REQUIREMENT:
Rename "Pastor" to "Minister" in the stretch from the start of the records through the line containing "list-item-ministry-notifications[interactable]: Get Ministry", and give those lines again with nothing else changed.

EXTRACTED DATA:

** start **

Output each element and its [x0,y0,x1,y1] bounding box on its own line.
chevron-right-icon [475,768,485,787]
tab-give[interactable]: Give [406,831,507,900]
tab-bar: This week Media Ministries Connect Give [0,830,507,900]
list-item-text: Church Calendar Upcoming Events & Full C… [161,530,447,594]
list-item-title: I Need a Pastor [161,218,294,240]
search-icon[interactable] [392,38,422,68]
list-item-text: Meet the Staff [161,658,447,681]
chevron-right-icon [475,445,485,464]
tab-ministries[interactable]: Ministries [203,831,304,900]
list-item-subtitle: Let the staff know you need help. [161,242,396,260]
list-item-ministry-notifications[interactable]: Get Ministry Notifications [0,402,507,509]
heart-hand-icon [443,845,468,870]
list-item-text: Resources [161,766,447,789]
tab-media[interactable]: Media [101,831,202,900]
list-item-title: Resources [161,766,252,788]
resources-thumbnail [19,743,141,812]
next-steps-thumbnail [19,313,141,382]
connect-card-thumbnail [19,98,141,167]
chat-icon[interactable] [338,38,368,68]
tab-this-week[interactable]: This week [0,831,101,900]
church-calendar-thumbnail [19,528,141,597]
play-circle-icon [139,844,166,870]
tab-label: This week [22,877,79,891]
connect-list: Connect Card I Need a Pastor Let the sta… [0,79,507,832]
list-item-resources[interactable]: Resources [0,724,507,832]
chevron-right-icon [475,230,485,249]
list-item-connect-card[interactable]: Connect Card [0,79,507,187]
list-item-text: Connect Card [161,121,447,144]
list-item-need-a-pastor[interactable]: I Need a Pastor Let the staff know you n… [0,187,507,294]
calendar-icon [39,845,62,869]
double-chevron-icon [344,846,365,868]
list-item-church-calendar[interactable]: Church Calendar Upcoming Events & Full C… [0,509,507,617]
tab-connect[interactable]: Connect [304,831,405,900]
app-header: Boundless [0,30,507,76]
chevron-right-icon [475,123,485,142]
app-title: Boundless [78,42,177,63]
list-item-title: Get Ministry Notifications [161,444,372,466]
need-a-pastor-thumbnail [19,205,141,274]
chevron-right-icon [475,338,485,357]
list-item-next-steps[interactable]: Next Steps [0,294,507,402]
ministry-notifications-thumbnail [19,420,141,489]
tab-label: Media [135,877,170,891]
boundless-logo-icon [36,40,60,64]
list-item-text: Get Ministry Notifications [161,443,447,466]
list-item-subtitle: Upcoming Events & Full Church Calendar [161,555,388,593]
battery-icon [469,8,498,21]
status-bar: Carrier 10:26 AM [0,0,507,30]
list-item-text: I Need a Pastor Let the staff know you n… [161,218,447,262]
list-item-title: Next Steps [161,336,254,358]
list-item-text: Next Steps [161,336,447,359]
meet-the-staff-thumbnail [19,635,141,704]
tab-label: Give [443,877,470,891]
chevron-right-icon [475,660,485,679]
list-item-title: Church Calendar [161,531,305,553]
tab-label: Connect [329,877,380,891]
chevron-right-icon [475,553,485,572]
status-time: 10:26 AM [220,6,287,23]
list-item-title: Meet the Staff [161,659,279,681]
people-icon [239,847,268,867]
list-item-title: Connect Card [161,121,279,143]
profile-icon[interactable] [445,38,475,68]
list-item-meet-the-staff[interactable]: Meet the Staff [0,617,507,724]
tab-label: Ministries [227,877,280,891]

** end **

EXPECTED ANSWER:
Output each element and its [x0,y0,x1,y1] bounding box on its own line.
chevron-right-icon [475,768,485,787]
tab-give[interactable]: Give [406,831,507,900]
tab-bar: This week Media Ministries Connect Give [0,830,507,900]
list-item-text: Church Calendar Upcoming Events & Full C… [161,530,447,594]
list-item-title: I Need a Minister [161,218,294,240]
search-icon[interactable] [392,38,422,68]
list-item-text: Meet the Staff [161,658,447,681]
chevron-right-icon [475,445,485,464]
tab-ministries[interactable]: Ministries [203,831,304,900]
list-item-subtitle: Let the staff know you need help. [161,242,396,260]
list-item-ministry-notifications[interactable]: Get Ministry Notifications [0,402,507,509]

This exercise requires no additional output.